### Given exercise
Can you print the data exactly and leave out each image?

### Materials provided
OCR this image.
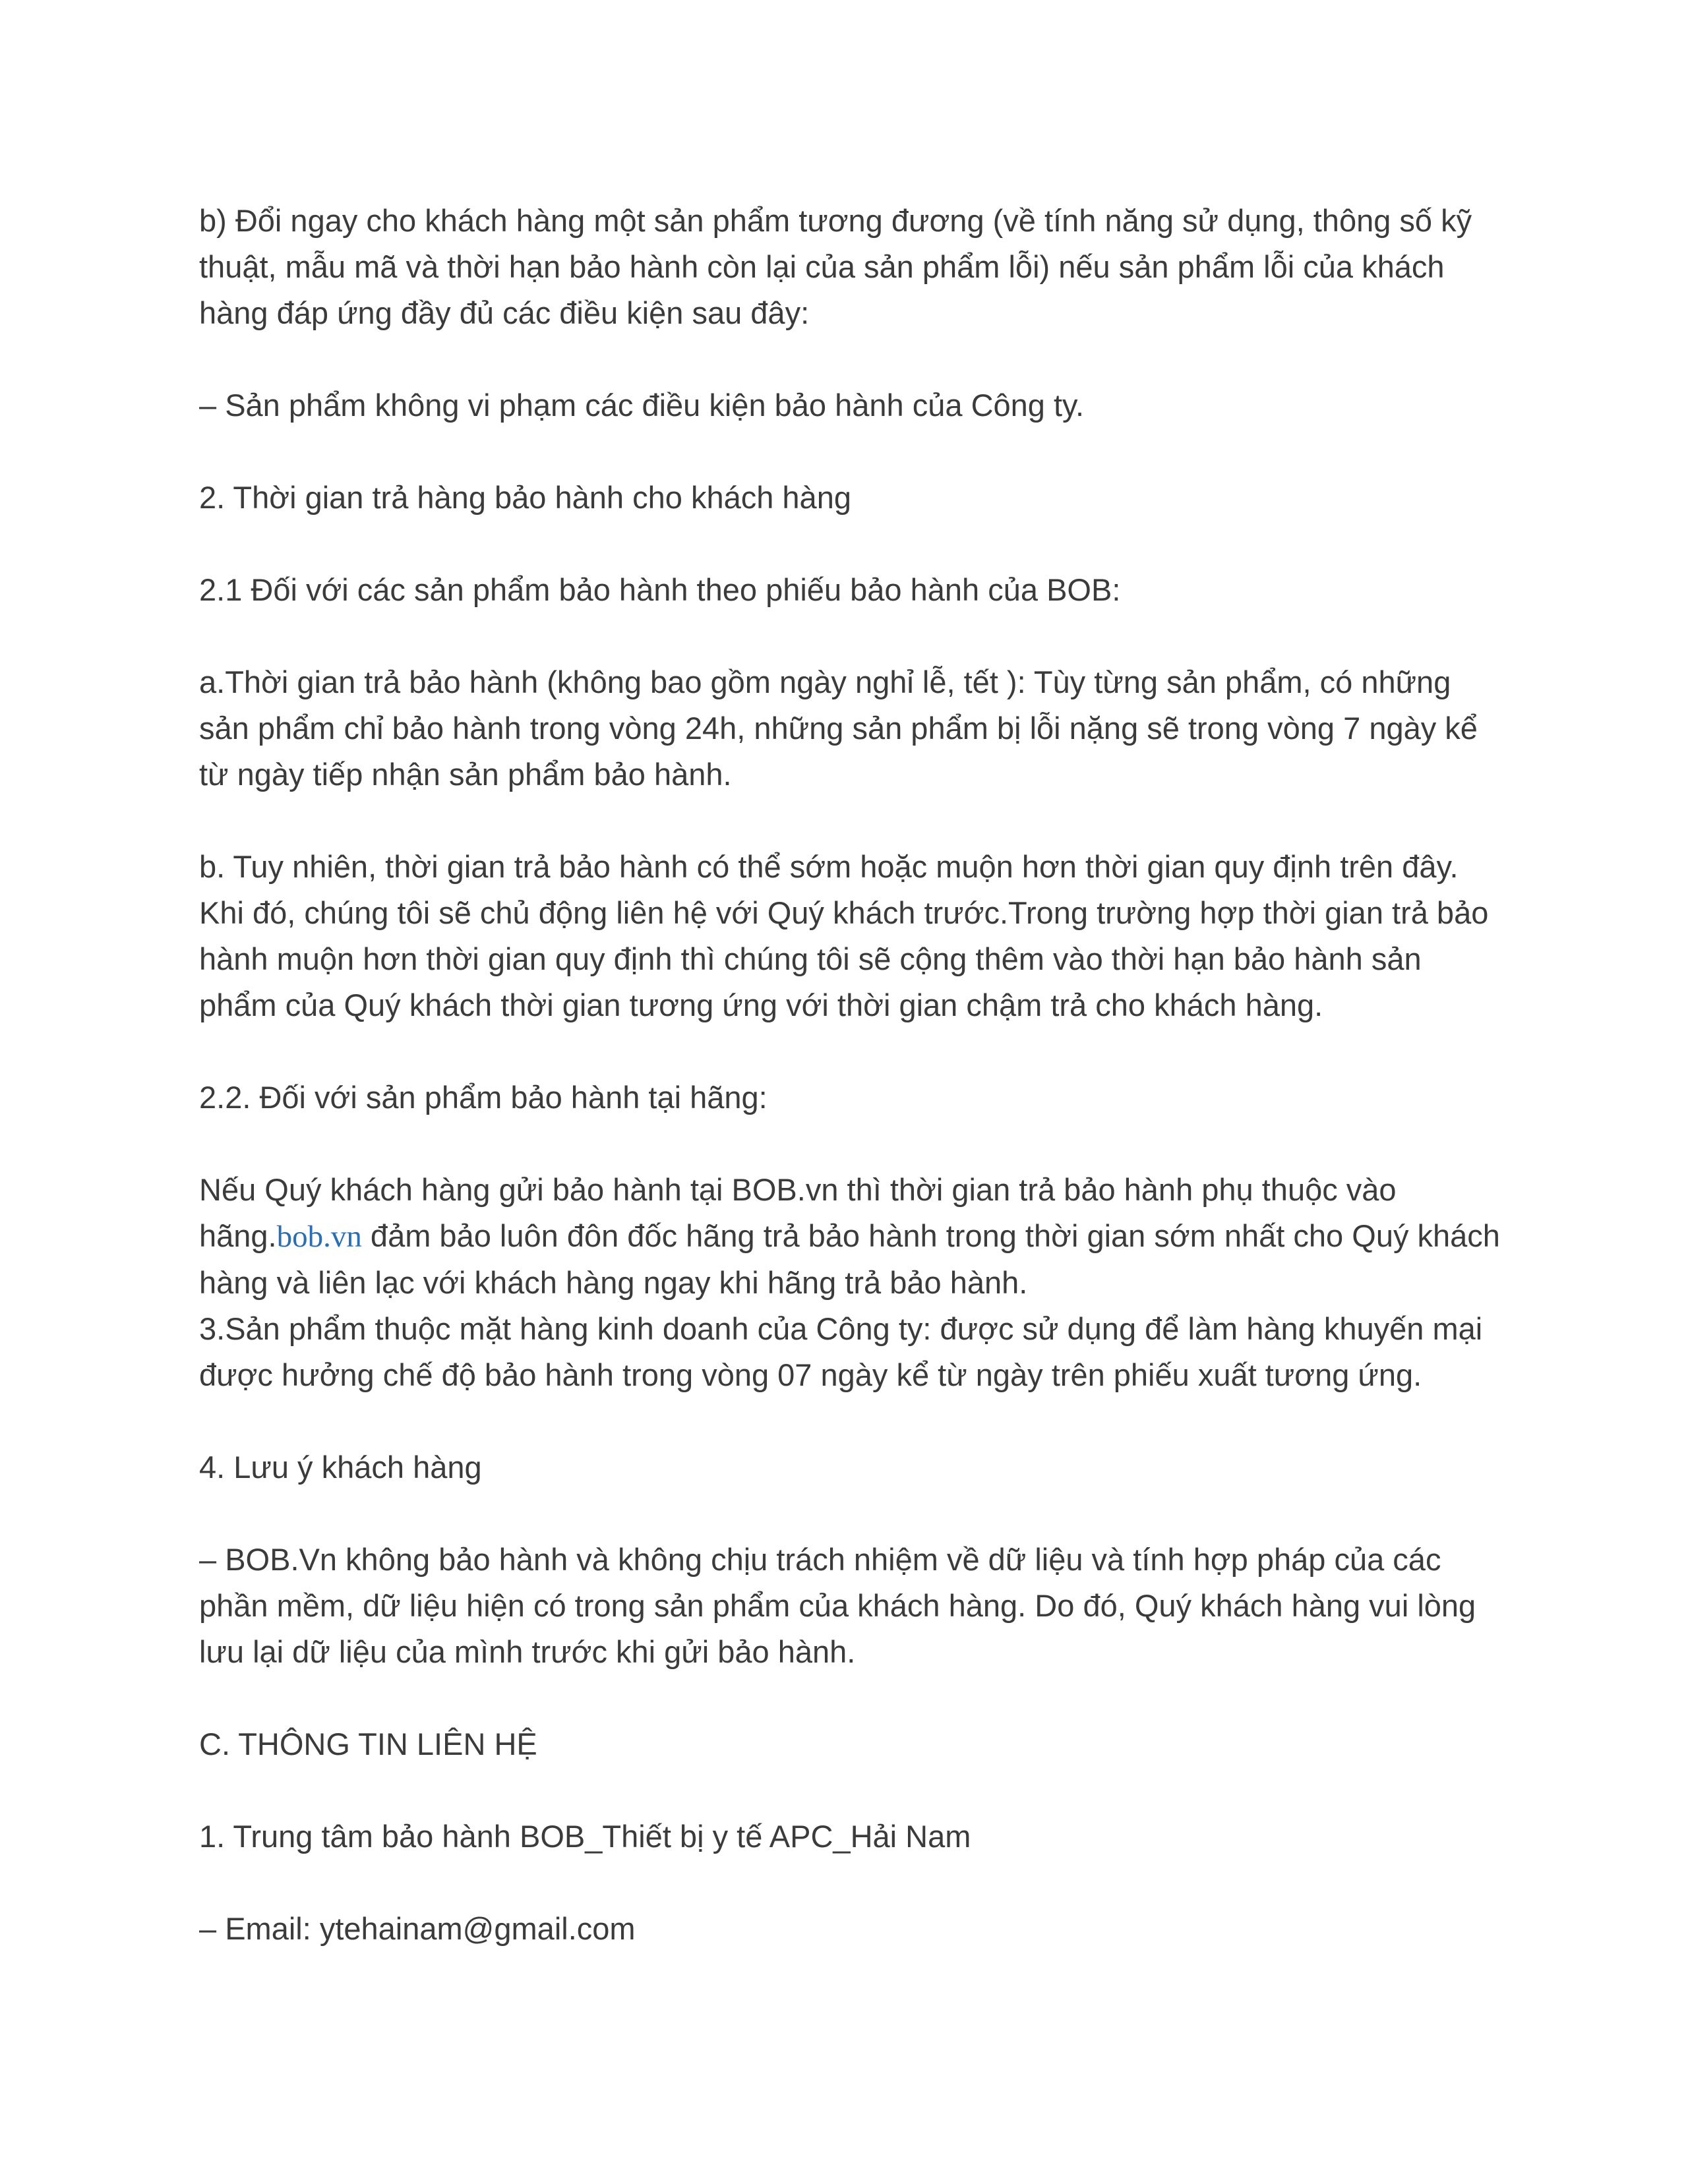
b) Đổi ngay cho khách hàng một sản phẩm tương đương (về tính năng sử dụng, thông số kỹ thuật, mẫu mã và thời hạn bảo hành còn lại của sản phẩm lỗi) nếu sản phẩm lỗi của khách hàng đáp ứng đầy đủ các điều kiện sau đây:

– Sản phẩm không vi phạm các điều kiện bảo hành của Công ty.

2. Thời gian trả hàng bảo hành cho khách hàng

2.1 Đối với các sản phẩm bảo hành theo phiếu bảo hành của BOB:

a.Thời gian trả bảo hành (không bao gồm ngày nghỉ lễ, tết ): Tùy từng sản phẩm, có những sản phẩm chỉ bảo hành trong vòng 24h, những sản phẩm bị lỗi nặng sẽ trong vòng 7 ngày kể từ ngày tiếp nhận sản phẩm bảo hành.

b. Tuy nhiên, thời gian trả bảo hành có thể sớm hoặc muộn hơn thời gian quy định trên đây. Khi đó, chúng tôi sẽ chủ động liên hệ với Quý khách trước.Trong trường hợp thời gian trả bảo hành muộn hơn thời gian quy định thì chúng tôi sẽ cộng thêm vào thời hạn bảo hành sản phẩm của Quý khách thời gian tương ứng với thời gian chậm trả cho khách hàng.

2.2. Đối với sản phẩm bảo hành tại hãng:

Nếu Quý khách hàng gửi bảo hành tại BOB.vn thì thời gian trả bảo hành phụ thuộc vào hãng.bob.vn đảm bảo luôn đôn đốc hãng trả bảo hành trong thời gian sớm nhất cho Quý khách hàng và liên lạc với khách hàng ngay khi hãng trả bảo hành.

3.Sản phẩm thuộc mặt hàng kinh doanh của Công ty: được sử dụng để làm hàng khuyến mại được hưởng chế độ bảo hành trong vòng 07 ngày kể từ ngày trên phiếu xuất tương ứng.

4. Lưu ý khách hàng

– BOB.Vn không bảo hành và không chịu trách nhiệm về dữ liệu và tính hợp pháp của các phần mềm, dữ liệu hiện có trong sản phẩm của khách hàng. Do đó, Quý khách hàng vui lòng lưu lại dữ liệu của mình trước khi gửi bảo hành.

C. THÔNG TIN LIÊN HỆ

1. Trung tâm bảo hành BOB_Thiết bị y tế APC_Hải Nam

– Email: ytehainam@gmail.com
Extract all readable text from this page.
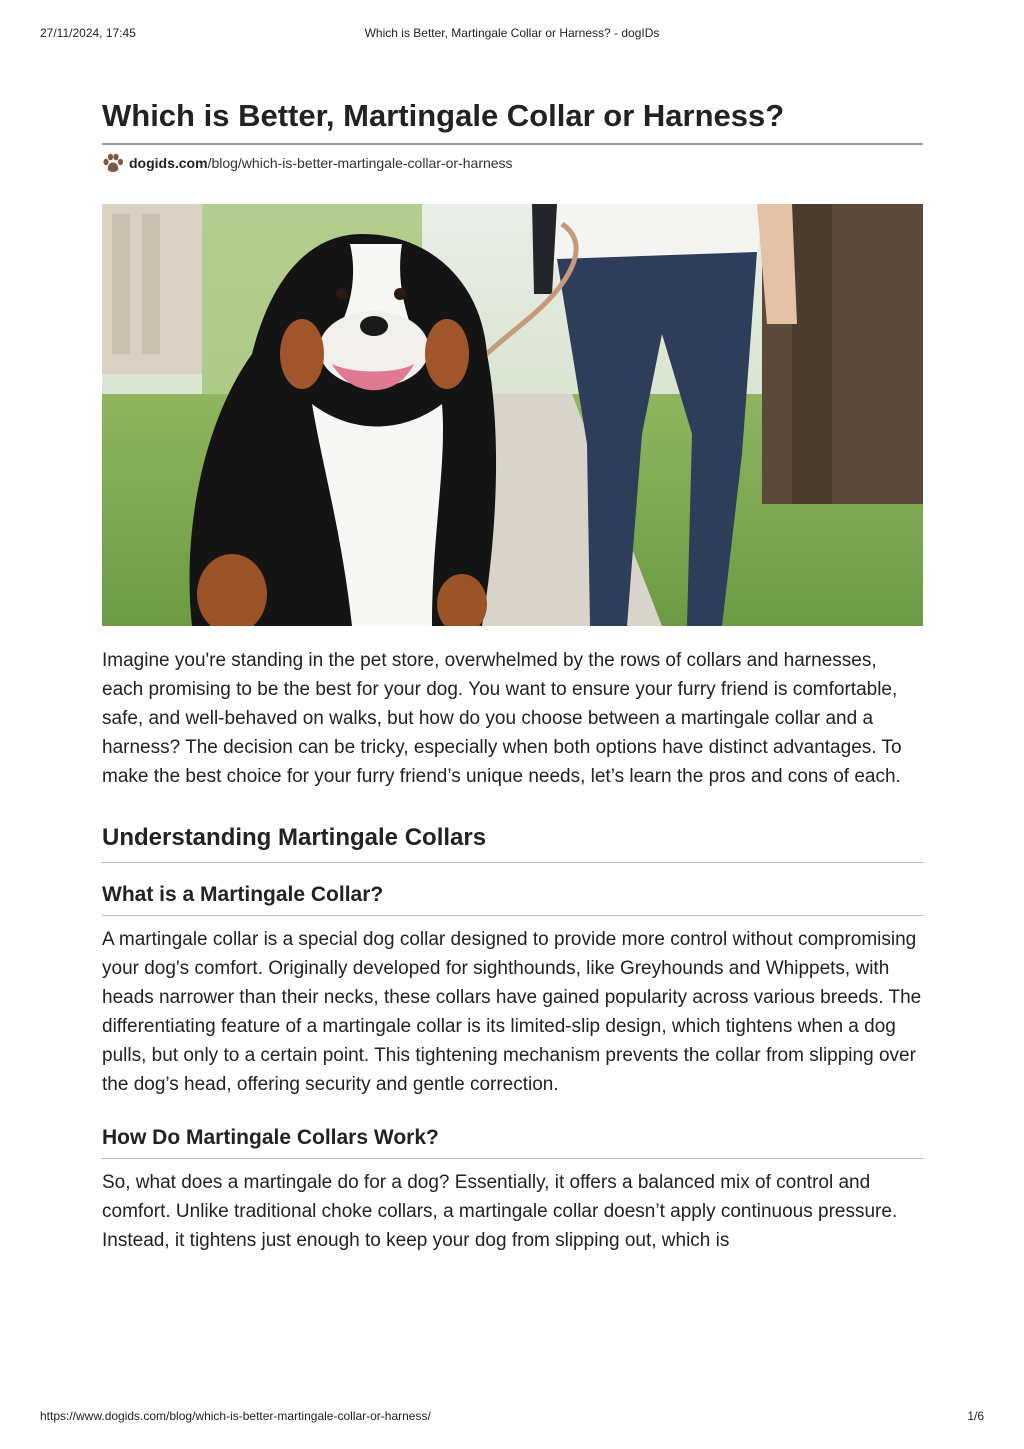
27/11/2024, 17:45	Which is Better, Martingale Collar or Harness? - dogIDs
Which is Better, Martingale Collar or Harness?
dogids.com /blog/which-is-better-martingale-collar-or-harness

Imagine you're standing in the pet store, overwhelmed by the rows of collars and harnesses, each promising to be the best for your dog. You want to ensure your furry friend is comfortable, safe, and well-behaved on walks, but how do you choose between a martingale collar and a harness? The decision can be tricky, especially when both options have distinct advantages. To make the best choice for your furry friend’s unique needs, let’s learn the pros and cons of each.

Understanding Martingale Collars
What is a Martingale Collar?

A martingale collar is a special dog collar designed to provide more control without compromising your dog's comfort. Originally developed for sighthounds, like Greyhounds and Whippets, with heads narrower than their necks, these collars have gained popularity across various breeds. The differentiating feature of a martingale collar is its limited-slip design, which tightens when a dog pulls, but only to a certain point. This tightening mechanism prevents the collar from slipping over the dog’s head, offering security and gentle correction.

How Do Martingale Collars Work?

So, what does a martingale do for a dog? Essentially, it offers a balanced mix of control and comfort. Unlike traditional choke collars, a martingale collar doesn’t apply continuous pressure. Instead, it tightens just enough to keep your dog from slipping out, which is

https://www.dogids.com/blog/which-is-better-martingale-collar-or-harness/	1/6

### Exercise result
OCR this image.
b) Đổi ngay cho khách hàng một sản phẩm tương đương (về tính năng sử dụng, thông số kỹ thuật, mẫu mã và thời hạn bảo hành còn lại của sản phẩm lỗi) nếu sản phẩm lỗi của khách hàng đáp ứng đầy đủ các điều kiện sau đây:

– Sản phẩm không vi phạm các điều kiện bảo hành của Công ty.

2. Thời gian trả hàng bảo hành cho khách hàng

2.1 Đối với các sản phẩm bảo hành theo phiếu bảo hành của BOB:

a.Thời gian trả bảo hành (không bao gồm ngày nghỉ lễ, tết ): Tùy từng sản phẩm, có những sản phẩm chỉ bảo hành trong vòng 24h, những sản phẩm bị lỗi nặng sẽ trong vòng 7 ngày kể từ ngày tiếp nhận sản phẩm bảo hành.

b. Tuy nhiên, thời gian trả bảo hành có thể sớm hoặc muộn hơn thời gian quy định trên đây. Khi đó, chúng tôi sẽ chủ động liên hệ với Quý khách trước.Trong trường hợp thời gian trả bảo hành muộn hơn thời gian quy định thì chúng tôi sẽ cộng thêm vào thời hạn bảo hành sản phẩm của Quý khách thời gian tương ứng với thời gian chậm trả cho khách hàng.

2.2. Đối với sản phẩm bảo hành tại hãng:

Nếu Quý khách hàng gửi bảo hành tại BOB.vn thì thời gian trả bảo hành phụ thuộc vào hãng.bob.vn đảm bảo luôn đôn đốc hãng trả bảo hành trong thời gian sớm nhất cho Quý khách hàng và liên lạc với khách hàng ngay khi hãng trả bảo hành.

3.Sản phẩm thuộc mặt hàng kinh doanh của Công ty: được sử dụng để làm hàng khuyến mại được hưởng chế độ bảo hành trong vòng 07 ngày kể từ ngày trên phiếu xuất tương ứng.

4. Lưu ý khách hàng

– BOB.Vn không bảo hành và không chịu trách nhiệm về dữ liệu và tính hợp pháp của các phần mềm, dữ liệu hiện có trong sản phẩm của khách hàng. Do đó, Quý khách hàng vui lòng lưu lại dữ liệu của mình trước khi gửi bảo hành.

C. THÔNG TIN LIÊN HỆ

1. Trung tâm bảo hành BOB_Thiết bị y tế APC_Hải Nam

– Email: ytehainam@gmail.com
Extract all readable text from this page.
27/11/2024, 17:45	Which is Better, Martingale Collar or Harness? - dogIDs
Which is Better, Martingale Collar or Harness?
dogids.com /blog/which-is-better-martingale-collar-or-harness

Imagine you're standing in the pet store, overwhelmed by the rows of collars and harnesses, each promising to be the best for your dog. You want to ensure your furry friend is comfortable, safe, and well-behaved on walks, but how do you choose between a martingale collar and a harness? The decision can be tricky, especially when both options have distinct advantages. To make the best choice for your furry friend’s unique needs, let’s learn the pros and cons of each.

Understanding Martingale Collars
What is a Martingale Collar?

A martingale collar is a special dog collar designed to provide more control without compromising your dog's comfort. Originally developed for sighthounds, like Greyhounds and Whippets, with heads narrower than their necks, these collars have gained popularity across various breeds. The differentiating feature of a martingale collar is its limited-slip design, which tightens when a dog pulls, but only to a certain point. This tightening mechanism prevents the collar from slipping over the dog’s head, offering security and gentle correction.

How Do Martingale Collars Work?

So, what does a martingale do for a dog? Essentially, it offers a balanced mix of control and comfort. Unlike traditional choke collars, a martingale collar doesn’t apply continuous pressure. Instead, it tightens just enough to keep your dog from slipping out, which is

https://www.dogids.com/blog/which-is-better-martingale-collar-or-harness/	1/6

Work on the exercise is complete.